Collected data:
———
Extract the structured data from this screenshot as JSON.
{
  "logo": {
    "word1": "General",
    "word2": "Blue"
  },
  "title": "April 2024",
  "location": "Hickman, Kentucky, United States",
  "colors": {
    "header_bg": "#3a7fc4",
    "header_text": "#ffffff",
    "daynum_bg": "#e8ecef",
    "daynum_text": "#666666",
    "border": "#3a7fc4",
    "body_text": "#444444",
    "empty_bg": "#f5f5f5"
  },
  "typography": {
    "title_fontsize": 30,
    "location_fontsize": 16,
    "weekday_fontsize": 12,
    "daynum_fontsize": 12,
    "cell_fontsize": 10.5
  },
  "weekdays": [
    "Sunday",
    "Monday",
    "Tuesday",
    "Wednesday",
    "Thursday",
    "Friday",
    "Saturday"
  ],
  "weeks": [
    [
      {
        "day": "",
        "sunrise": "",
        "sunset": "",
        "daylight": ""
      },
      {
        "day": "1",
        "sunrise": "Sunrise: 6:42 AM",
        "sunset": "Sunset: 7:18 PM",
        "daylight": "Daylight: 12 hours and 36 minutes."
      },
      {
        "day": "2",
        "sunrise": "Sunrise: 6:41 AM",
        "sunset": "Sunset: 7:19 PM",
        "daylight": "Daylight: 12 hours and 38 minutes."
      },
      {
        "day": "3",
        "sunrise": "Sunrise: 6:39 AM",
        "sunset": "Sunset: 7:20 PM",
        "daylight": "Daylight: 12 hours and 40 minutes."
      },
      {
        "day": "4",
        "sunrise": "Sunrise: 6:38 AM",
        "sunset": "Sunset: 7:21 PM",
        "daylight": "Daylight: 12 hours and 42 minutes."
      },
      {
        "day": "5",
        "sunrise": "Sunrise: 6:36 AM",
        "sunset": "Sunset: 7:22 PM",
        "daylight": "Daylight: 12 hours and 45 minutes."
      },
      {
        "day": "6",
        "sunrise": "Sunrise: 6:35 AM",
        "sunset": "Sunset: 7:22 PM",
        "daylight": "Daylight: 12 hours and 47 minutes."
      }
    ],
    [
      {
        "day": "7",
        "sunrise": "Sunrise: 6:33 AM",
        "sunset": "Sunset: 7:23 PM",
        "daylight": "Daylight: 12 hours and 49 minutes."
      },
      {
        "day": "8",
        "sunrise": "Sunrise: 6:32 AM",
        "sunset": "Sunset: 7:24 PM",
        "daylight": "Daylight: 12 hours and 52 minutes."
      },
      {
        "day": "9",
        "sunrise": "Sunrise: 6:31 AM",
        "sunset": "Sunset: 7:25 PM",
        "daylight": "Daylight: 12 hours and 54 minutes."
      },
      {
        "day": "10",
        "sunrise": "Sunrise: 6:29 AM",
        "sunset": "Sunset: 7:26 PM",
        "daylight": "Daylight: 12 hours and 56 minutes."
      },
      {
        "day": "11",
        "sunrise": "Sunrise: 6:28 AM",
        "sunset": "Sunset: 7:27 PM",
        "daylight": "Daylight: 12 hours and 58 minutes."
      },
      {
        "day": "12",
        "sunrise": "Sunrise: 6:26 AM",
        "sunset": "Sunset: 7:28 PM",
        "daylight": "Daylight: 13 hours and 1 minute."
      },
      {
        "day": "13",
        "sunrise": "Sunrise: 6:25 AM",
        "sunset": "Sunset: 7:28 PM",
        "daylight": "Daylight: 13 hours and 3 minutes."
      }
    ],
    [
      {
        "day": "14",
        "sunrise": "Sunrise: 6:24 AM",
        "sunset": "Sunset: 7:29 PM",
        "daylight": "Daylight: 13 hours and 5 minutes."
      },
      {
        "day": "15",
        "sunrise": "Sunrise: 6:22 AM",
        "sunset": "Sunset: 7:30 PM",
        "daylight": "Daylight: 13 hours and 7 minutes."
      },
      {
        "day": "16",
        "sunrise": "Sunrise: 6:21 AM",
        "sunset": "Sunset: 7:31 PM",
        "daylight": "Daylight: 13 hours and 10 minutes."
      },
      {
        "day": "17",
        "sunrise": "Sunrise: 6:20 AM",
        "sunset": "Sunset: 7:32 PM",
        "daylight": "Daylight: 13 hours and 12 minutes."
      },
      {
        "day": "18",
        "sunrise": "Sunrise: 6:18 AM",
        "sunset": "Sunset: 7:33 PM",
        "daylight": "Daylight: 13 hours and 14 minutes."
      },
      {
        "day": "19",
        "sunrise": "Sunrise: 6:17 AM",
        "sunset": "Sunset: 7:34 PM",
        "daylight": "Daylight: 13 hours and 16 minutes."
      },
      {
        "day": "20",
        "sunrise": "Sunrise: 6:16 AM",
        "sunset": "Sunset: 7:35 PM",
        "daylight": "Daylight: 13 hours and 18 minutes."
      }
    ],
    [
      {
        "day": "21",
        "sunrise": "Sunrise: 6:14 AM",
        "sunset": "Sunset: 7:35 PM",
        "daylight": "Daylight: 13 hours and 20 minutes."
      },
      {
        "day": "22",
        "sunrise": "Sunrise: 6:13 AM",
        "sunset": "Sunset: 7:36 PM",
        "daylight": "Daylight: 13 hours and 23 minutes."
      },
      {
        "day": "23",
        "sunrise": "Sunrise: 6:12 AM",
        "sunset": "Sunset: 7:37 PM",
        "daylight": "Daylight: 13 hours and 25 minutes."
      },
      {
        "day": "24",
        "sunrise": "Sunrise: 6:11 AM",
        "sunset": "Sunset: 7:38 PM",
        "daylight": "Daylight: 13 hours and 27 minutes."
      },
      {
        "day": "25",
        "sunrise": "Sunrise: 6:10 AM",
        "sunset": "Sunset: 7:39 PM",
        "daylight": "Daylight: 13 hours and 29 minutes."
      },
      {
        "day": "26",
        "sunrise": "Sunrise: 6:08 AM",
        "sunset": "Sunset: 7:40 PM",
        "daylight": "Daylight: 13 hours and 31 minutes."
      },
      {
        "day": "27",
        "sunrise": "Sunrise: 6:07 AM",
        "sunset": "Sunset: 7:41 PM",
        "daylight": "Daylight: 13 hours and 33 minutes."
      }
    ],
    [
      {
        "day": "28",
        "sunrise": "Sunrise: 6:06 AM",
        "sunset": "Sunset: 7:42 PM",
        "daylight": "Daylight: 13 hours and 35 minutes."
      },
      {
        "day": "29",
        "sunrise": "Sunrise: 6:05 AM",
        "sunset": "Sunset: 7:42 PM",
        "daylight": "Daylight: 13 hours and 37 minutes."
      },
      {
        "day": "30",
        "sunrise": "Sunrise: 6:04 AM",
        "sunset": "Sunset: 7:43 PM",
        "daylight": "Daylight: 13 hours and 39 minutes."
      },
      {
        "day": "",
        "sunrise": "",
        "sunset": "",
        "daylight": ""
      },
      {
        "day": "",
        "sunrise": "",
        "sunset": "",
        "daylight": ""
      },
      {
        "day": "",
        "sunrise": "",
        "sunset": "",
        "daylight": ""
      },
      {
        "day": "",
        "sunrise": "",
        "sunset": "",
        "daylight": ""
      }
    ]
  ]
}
———
### To be done:
Copy out all of the records shown above exactly.

### Written solution:
Extract the structured data from this screenshot as JSON.
{
  "logo": {
    "word1": "General",
    "word2": "Blue"
  },
  "title": "April 2024",
  "location": "Hickman, Kentucky, United States",
  "colors": {
    "header_bg": "#3a7fc4",
    "header_text": "#ffffff",
    "daynum_bg": "#e8ecef",
    "daynum_text": "#666666",
    "border": "#3a7fc4",
    "body_text": "#444444",
    "empty_bg": "#f5f5f5"
  },
  "typography": {
    "title_fontsize": 30,
    "location_fontsize": 16,
    "weekday_fontsize": 12,
    "daynum_fontsize": 12,
    "cell_fontsize": 10.5
  },
  "weekdays": [
    "Sunday",
    "Monday",
    "Tuesday",
    "Wednesday",
    "Thursday",
    "Friday",
    "Saturday"
  ],
  "weeks": [
    [
      {
        "day": "",
        "sunrise": "",
        "sunset": "",
        "daylight": ""
      },
      {
        "day": "1",
        "sunrise": "Sunrise: 6:42 AM",
        "sunset": "Sunset: 7:18 PM",
        "daylight": "Daylight: 12 hours and 36 minutes."
      },
      {
        "day": "2",
        "sunrise": "Sunrise: 6:41 AM",
        "sunset": "Sunset: 7:19 PM",
        "daylight": "Daylight: 12 hours and 38 minutes."
      },
      {
        "day": "3",
        "sunrise": "Sunrise: 6:39 AM",
        "sunset": "Sunset: 7:20 PM",
        "daylight": "Daylight: 12 hours and 40 minutes."
      },
      {
        "day": "4",
        "sunrise": "Sunrise: 6:38 AM",
        "sunset": "Sunset: 7:21 PM",
        "daylight": "Daylight: 12 hours and 42 minutes."
      },
      {
        "day": "5",
        "sunrise": "Sunrise: 6:36 AM",
        "sunset": "Sunset: 7:22 PM",
        "daylight": "Daylight: 12 hours and 45 minutes."
      },
      {
        "day": "6",
        "sunrise": "Sunrise: 6:35 AM",
        "sunset": "Sunset: 7:22 PM",
        "daylight": "Daylight: 12 hours and 47 minutes."
      }
    ],
    [
      {
        "day": "7",
        "sunrise": "Sunrise: 6:33 AM",
        "sunset": "Sunset: 7:23 PM",
        "daylight": "Daylight: 12 hours and 49 minutes."
      },
      {
        "day": "8",
        "sunrise": "Sunrise: 6:32 AM",
        "sunset": "Sunset: 7:24 PM",
        "daylight": "Daylight: 12 hours and 52 minutes."
      },
      {
        "day": "9",
        "sunrise": "Sunrise: 6:31 AM",
        "sunset": "Sunset: 7:25 PM",
        "daylight": "Daylight: 12 hours and 54 minutes."
      },
      {
        "day": "10",
        "sunrise": "Sunrise: 6:29 AM",
        "sunset": "Sunset: 7:26 PM",
        "daylight": "Daylight: 12 hours and 56 minutes."
      },
      {
        "day": "11",
        "sunrise": "Sunrise: 6:28 AM",
        "sunset": "Sunset: 7:27 PM",
        "daylight": "Daylight: 12 hours and 58 minutes."
      },
      {
        "day": "12",
        "sunrise": "Sunrise: 6:26 AM",
        "sunset": "Sunset: 7:28 PM",
        "daylight": "Daylight: 13 hours and 1 minute."
      },
      {
        "day": "13",
        "sunrise": "Sunrise: 6:25 AM",
        "sunset": "Sunset: 7:28 PM",
        "daylight": "Daylight: 13 hours and 3 minutes."
      }
    ],
    [
      {
        "day": "14",
        "sunrise": "Sunrise: 6:24 AM",
        "sunset": "Sunset: 7:29 PM",
        "daylight": "Daylight: 13 hours and 5 minutes."
      },
      {
        "day": "15",
        "sunrise": "Sunrise: 6:22 AM",
        "sunset": "Sunset: 7:30 PM",
        "daylight": "Daylight: 13 hours and 7 minutes."
      },
      {
        "day": "16",
        "sunrise": "Sunrise: 6:21 AM",
        "sunset": "Sunset: 7:31 PM",
        "daylight": "Daylight: 13 hours and 10 minutes."
      },
      {
        "day": "17",
        "sunrise": "Sunrise: 6:20 AM",
        "sunset": "Sunset: 7:32 PM",
        "daylight": "Daylight: 13 hours and 12 minutes."
      },
      {
        "day": "18",
        "sunrise": "Sunrise: 6:18 AM",
        "sunset": "Sunset: 7:33 PM",
        "daylight": "Daylight: 13 hours and 14 minutes."
      },
      {
        "day": "19",
        "sunrise": "Sunrise: 6:17 AM",
        "sunset": "Sunset: 7:34 PM",
        "daylight": "Daylight: 13 hours and 16 minutes."
      },
      {
        "day": "20",
        "sunrise": "Sunrise: 6:16 AM",
        "sunset": "Sunset: 7:35 PM",
        "daylight": "Daylight: 13 hours and 18 minutes."
      }
    ],
    [
      {
        "day": "21",
        "sunrise": "Sunrise: 6:14 AM",
        "sunset": "Sunset: 7:35 PM",
        "daylight": "Daylight: 13 hours and 20 minutes."
      },
      {
        "day": "22",
        "sunrise": "Sunrise: 6:13 AM",
        "sunset": "Sunset: 7:36 PM",
        "daylight": "Daylight: 13 hours and 23 minutes."
      },
      {
        "day": "23",
        "sunrise": "Sunrise: 6:12 AM",
        "sunset": "Sunset: 7:37 PM",
        "daylight": "Daylight: 13 hours and 25 minutes."
      },
      {
        "day": "24",
        "sunrise": "Sunrise: 6:11 AM",
        "sunset": "Sunset: 7:38 PM",
        "daylight": "Daylight: 13 hours and 27 minutes."
      },
      {
        "day": "25",
        "sunrise": "Sunrise: 6:10 AM",
        "sunset": "Sunset: 7:39 PM",
        "daylight": "Daylight: 13 hours and 29 minutes."
      },
      {
        "day": "26",
        "sunrise": "Sunrise: 6:08 AM",
        "sunset": "Sunset: 7:40 PM",
        "daylight": "Daylight: 13 hours and 31 minutes."
      },
      {
        "day": "27",
        "sunrise": "Sunrise: 6:07 AM",
        "sunset": "Sunset: 7:41 PM",
        "daylight": "Daylight: 13 hours and 33 minutes."
      }
    ],
    [
      {
        "day": "28",
        "sunrise": "Sunrise: 6:06 AM",
        "sunset": "Sunset: 7:42 PM",
        "daylight": "Daylight: 13 hours and 35 minutes."
      },
      {
        "day": "29",
        "sunrise": "Sunrise: 6:05 AM",
        "sunset": "Sunset: 7:42 PM",
        "daylight": "Daylight: 13 hours and 37 minutes."
      },
      {
        "day": "30",
        "sunrise": "Sunrise: 6:04 AM",
        "sunset": "Sunset: 7:43 PM",
        "daylight": "Daylight: 13 hours and 39 minutes."
      },
      {
        "day": "",
        "sunrise": "",
        "sunset": "",
        "daylight": ""
      },
      {
        "day": "",
        "sunrise": "",
        "sunset": "",
        "daylight": ""
      },
      {
        "day": "",
        "sunrise": "",
        "sunset": "",
        "daylight": ""
      },
      {
        "day": "",
        "sunrise": "",
        "sunset": "",
        "daylight": ""
      }
    ]
  ]
}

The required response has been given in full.